# Given request
Count how many lines contain the word "start". Please give only the number.

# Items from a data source
-- Begin --
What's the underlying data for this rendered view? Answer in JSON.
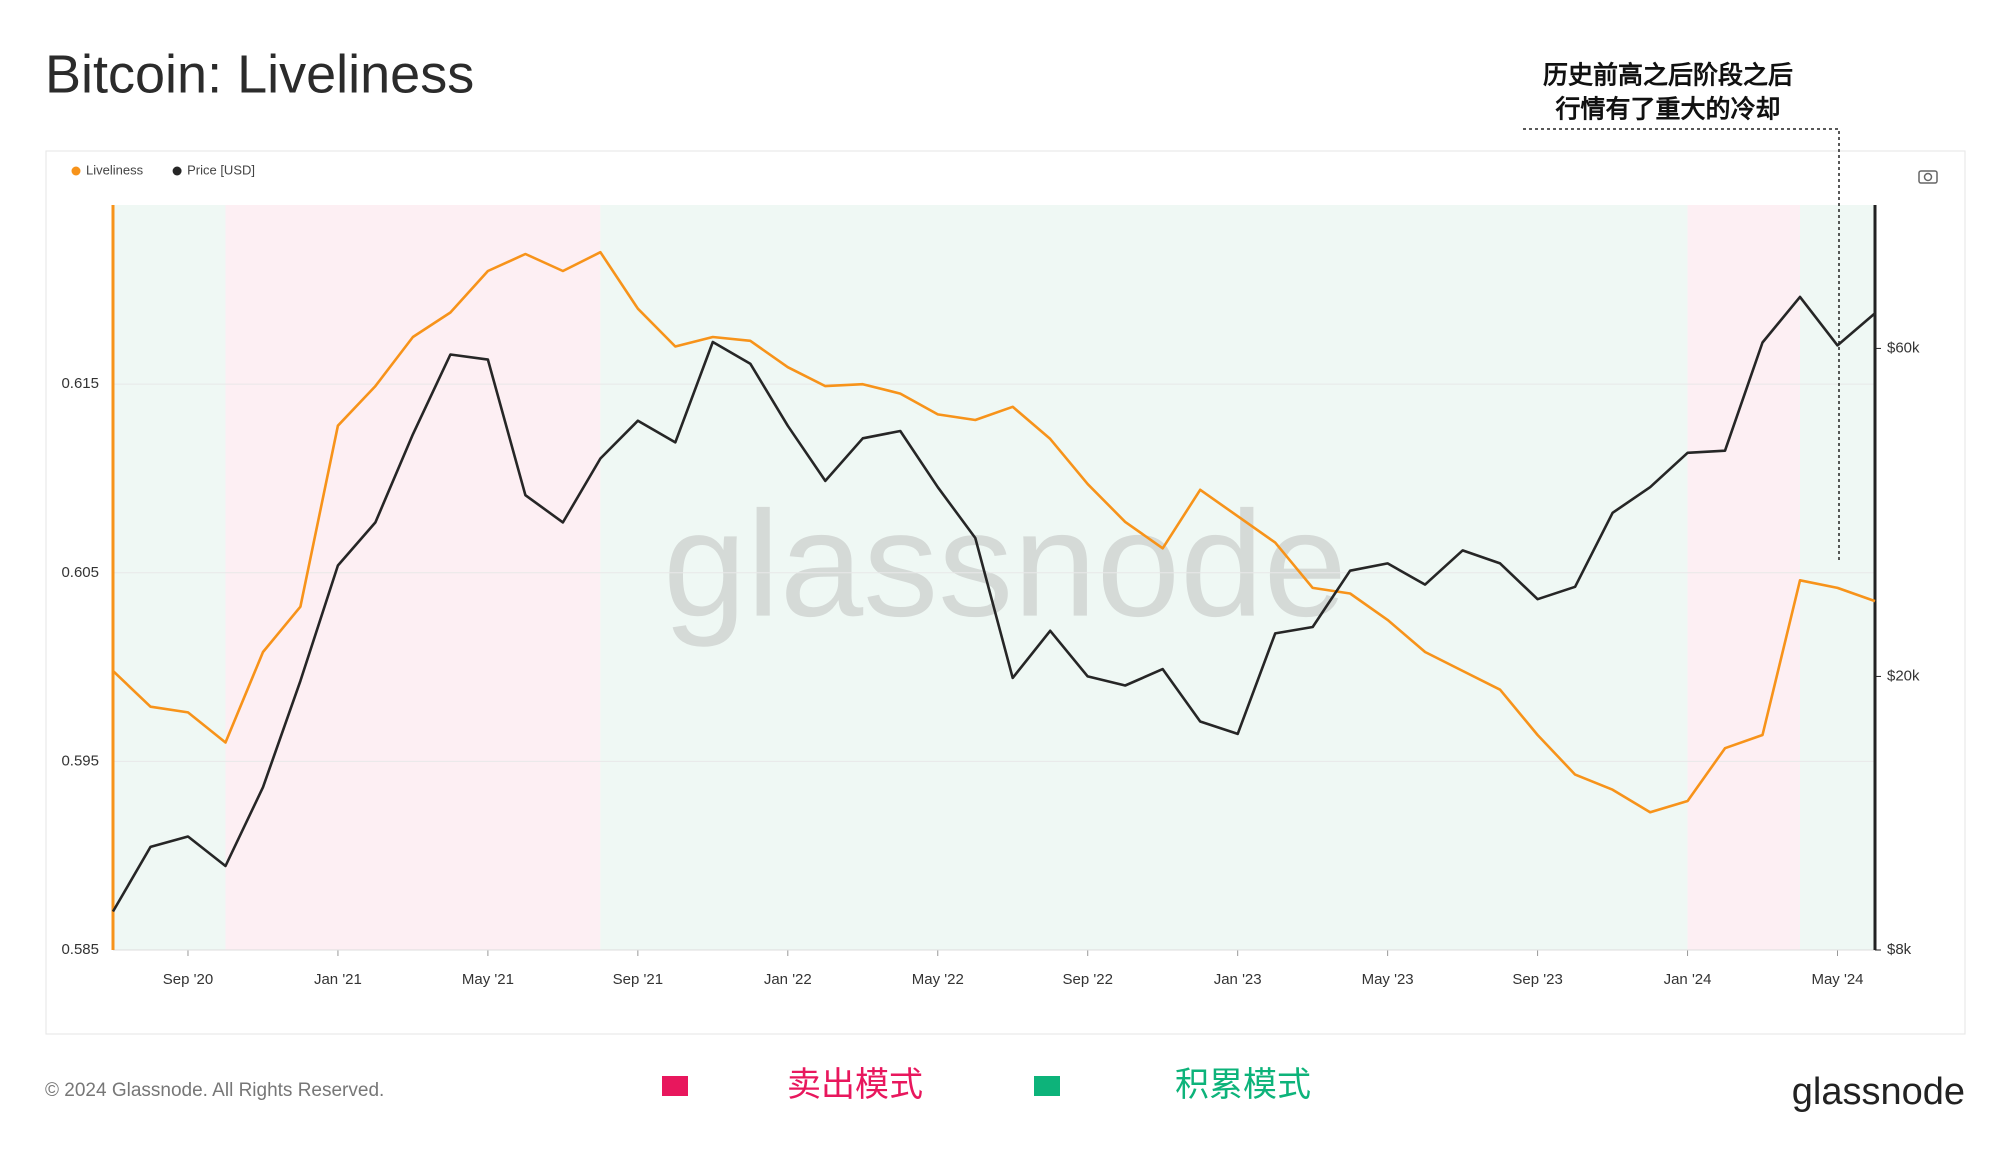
{
  "chart_data": {
    "type": "line",
    "title": "Bitcoin: Liveliness",
    "annotation": [
      "历史前高之后阶段之后",
      "行情有了重大的冷却"
    ],
    "copyright": "© 2024 Glassnode. All Rights Reserved.",
    "brand": "glassnode",
    "x": [
      "2020-07",
      "2020-08",
      "2020-09",
      "2020-10",
      "2020-11",
      "2020-12",
      "2021-01",
      "2021-02",
      "2021-03",
      "2021-04",
      "2021-05",
      "2021-06",
      "2021-07",
      "2021-08",
      "2021-09",
      "2021-10",
      "2021-11",
      "2021-12",
      "2022-01",
      "2022-02",
      "2022-03",
      "2022-04",
      "2022-05",
      "2022-06",
      "2022-07",
      "2022-08",
      "2022-09",
      "2022-10",
      "2022-11",
      "2022-12",
      "2023-01",
      "2023-02",
      "2023-03",
      "2023-04",
      "2023-05",
      "2023-06",
      "2023-07",
      "2023-08",
      "2023-09",
      "2023-10",
      "2023-11",
      "2023-12",
      "2024-01",
      "2024-02",
      "2024-03",
      "2024-04",
      "2024-05",
      "2024-06"
    ],
    "xlim": [
      "2020-07",
      "2024-06"
    ],
    "xticks": [
      {
        "value": "2020-09",
        "label": "Sep '20"
      },
      {
        "value": "2021-01",
        "label": "Jan '21"
      },
      {
        "value": "2021-05",
        "label": "May '21"
      },
      {
        "value": "2021-09",
        "label": "Sep '21"
      },
      {
        "value": "2022-01",
        "label": "Jan '22"
      },
      {
        "value": "2022-05",
        "label": "May '22"
      },
      {
        "value": "2022-09",
        "label": "Sep '22"
      },
      {
        "value": "2023-01",
        "label": "Jan '23"
      },
      {
        "value": "2023-05",
        "label": "May '23"
      },
      {
        "value": "2023-09",
        "label": "Sep '23"
      },
      {
        "value": "2024-01",
        "label": "Jan '24"
      },
      {
        "value": "2024-05",
        "label": "May '24"
      }
    ],
    "ylim": [
      0.585,
      0.6245
    ],
    "yticks": [
      0.585,
      0.595,
      0.605,
      0.615
    ],
    "y2lim": [
      8000,
      97000
    ],
    "y2scale": "log",
    "y2ticks": [
      {
        "value": 8000,
        "label": "$8k"
      },
      {
        "value": 20000,
        "label": "$20k"
      },
      {
        "value": 60000,
        "label": "$60k"
      }
    ],
    "grid": true,
    "series": [
      {
        "name": "Liveliness",
        "color": "#f7931a",
        "values": [
          0.5998,
          0.5979,
          0.5976,
          0.596,
          0.6008,
          0.6032,
          0.6128,
          0.6149,
          0.6175,
          0.6188,
          0.621,
          0.6219,
          0.621,
          0.622,
          0.619,
          0.617,
          0.6175,
          0.6173,
          0.6159,
          0.6149,
          0.615,
          0.6145,
          0.6134,
          0.6131,
          0.6138,
          0.6121,
          0.6097,
          0.6077,
          0.6063,
          0.6094,
          0.608,
          0.6066,
          0.6042,
          0.6039,
          0.6025,
          0.6008,
          0.5998,
          0.5988,
          0.5964,
          0.5943,
          0.5935,
          0.5923,
          0.5929,
          0.5957,
          0.5964,
          0.6046,
          0.6042,
          0.6035
        ]
      },
      {
        "name": "Price [USD]",
        "color": "#262626",
        "axis": "y2",
        "values": [
          9100,
          11300,
          11700,
          10600,
          13800,
          19700,
          29000,
          33500,
          45000,
          58800,
          57800,
          36700,
          33500,
          41500,
          47100,
          43800,
          61300,
          57000,
          46300,
          38500,
          44400,
          45500,
          37700,
          31800,
          19900,
          23300,
          20000,
          19400,
          20500,
          17200,
          16500,
          23100,
          23600,
          28500,
          29200,
          27200,
          30500,
          29200,
          25900,
          27000,
          34600,
          37700,
          42300,
          42600,
          61200,
          71300,
          60600,
          67500
        ]
      }
    ],
    "bands": [
      {
        "start": "2020-07",
        "end": "2020-10",
        "color": "#eff8f4"
      },
      {
        "start": "2020-10",
        "end": "2021-08",
        "color": "#fdeff3"
      },
      {
        "start": "2021-08",
        "end": "2024-01",
        "color": "#eff8f4"
      },
      {
        "start": "2024-01",
        "end": "2024-04",
        "color": "#fdeff3"
      },
      {
        "start": "2024-04",
        "end": "2024-06",
        "color": "#eff8f4"
      }
    ],
    "band_legend": [
      {
        "label": "卖出模式",
        "color": "#e8175d"
      },
      {
        "label": "积累模式",
        "color": "#0db37a"
      }
    ]
  }
}
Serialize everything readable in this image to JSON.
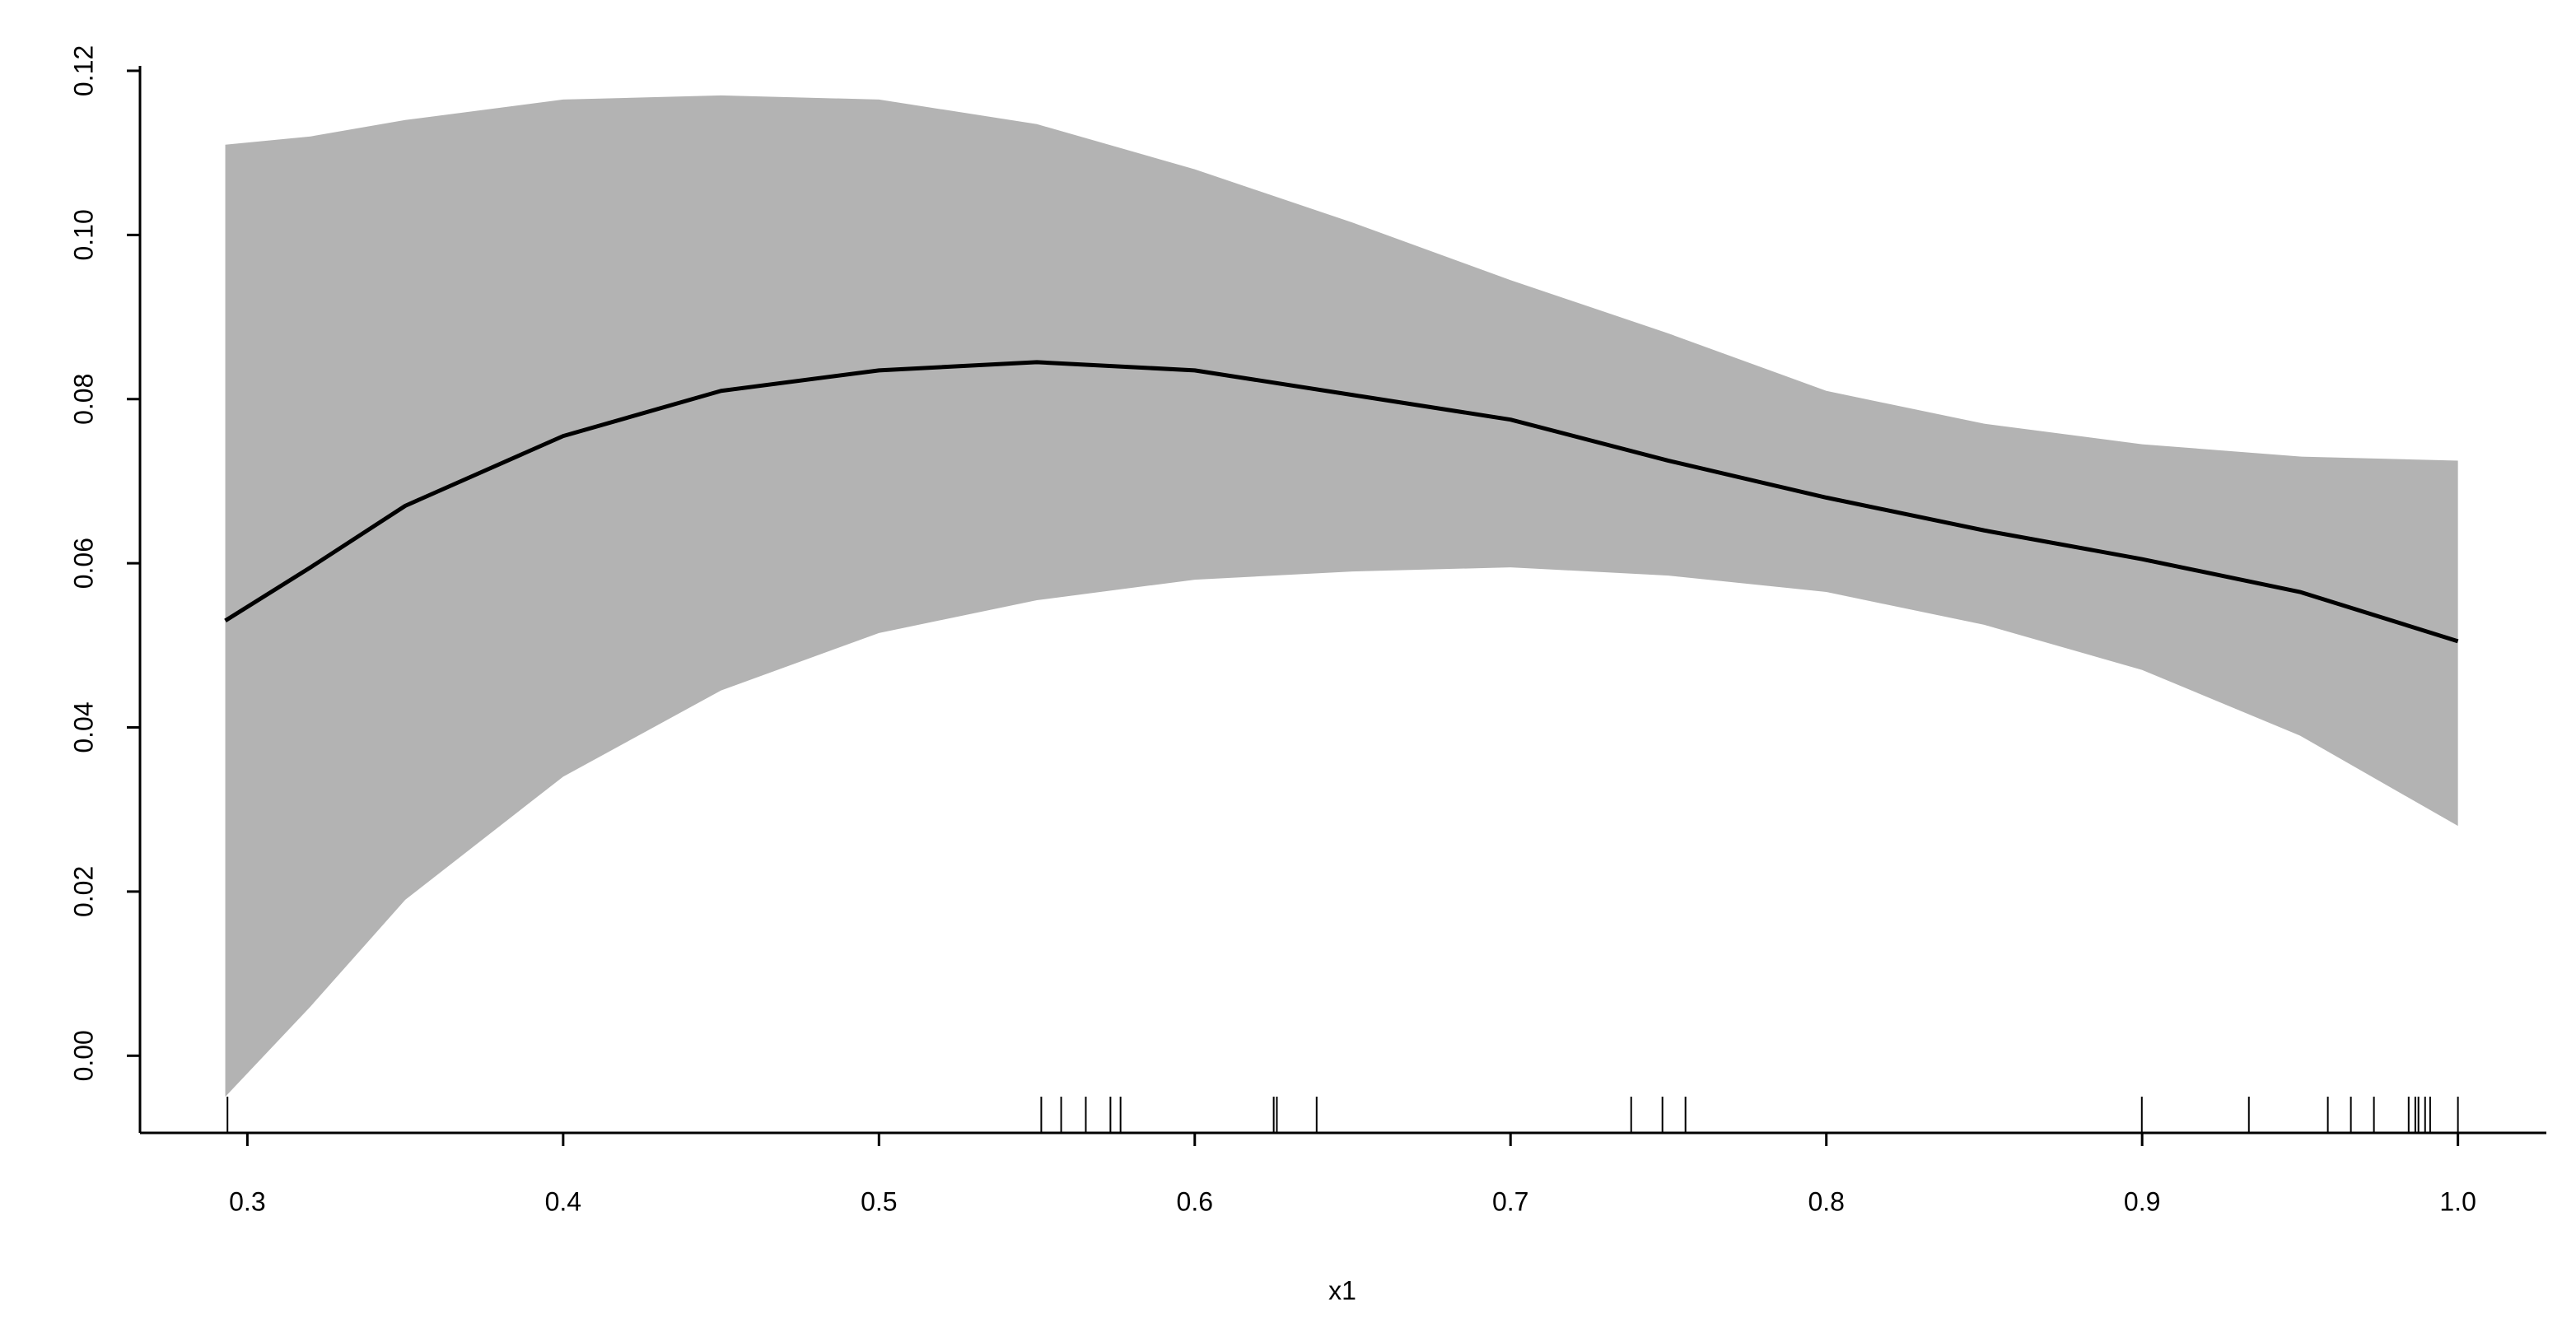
{
  "chart_data": {
    "type": "line",
    "xlabel": "x1",
    "x": [
      0.293,
      0.32,
      0.35,
      0.4,
      0.45,
      0.5,
      0.55,
      0.6,
      0.65,
      0.7,
      0.75,
      0.8,
      0.85,
      0.9,
      0.95,
      1.0
    ],
    "values": [
      0.053,
      0.0595,
      0.067,
      0.0755,
      0.081,
      0.0835,
      0.0845,
      0.0835,
      0.0805,
      0.0775,
      0.0725,
      0.068,
      0.064,
      0.0605,
      0.0565,
      0.0505
    ],
    "upper": [
      0.111,
      0.112,
      0.114,
      0.1165,
      0.117,
      0.1165,
      0.1135,
      0.108,
      0.1015,
      0.0945,
      0.088,
      0.081,
      0.077,
      0.0745,
      0.073,
      0.0725
    ],
    "lower": [
      -0.005,
      0.006,
      0.019,
      0.034,
      0.0445,
      0.0515,
      0.0555,
      0.058,
      0.059,
      0.0595,
      0.0585,
      0.0565,
      0.0525,
      0.047,
      0.039,
      0.028
    ],
    "rug": [
      0.2937,
      0.5514,
      0.5577,
      0.5655,
      0.5733,
      0.5765,
      0.625,
      0.626,
      0.6386,
      0.7382,
      0.7481,
      0.7554,
      0.8999,
      0.9338,
      0.9588,
      0.9661,
      0.9734,
      0.9844,
      0.9865,
      0.9875,
      0.9896,
      0.9912,
      1.0
    ],
    "color": "#000000",
    "band_color": "#b3b3b3",
    "xlim": [
      0.266,
      1.028
    ],
    "ylim": [
      -0.0094,
      0.1206
    ],
    "xticks": [
      0.3,
      0.4,
      0.5,
      0.6,
      0.7,
      0.8,
      0.9,
      {
        "value": 1,
        "label": "1.0"
      }
    ],
    "yticks": [
      {
        "value": 0,
        "label": "0.00"
      },
      {
        "value": 0.02,
        "label": "0.02"
      },
      {
        "value": 0.04,
        "label": "0.04"
      },
      {
        "value": 0.06,
        "label": "0.06"
      },
      {
        "value": 0.08,
        "label": "0.08"
      },
      {
        "value": 0.1,
        "label": "0.10"
      },
      {
        "value": 0.12,
        "label": "0.12"
      }
    ]
  }
}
-- End --
# Solution below
5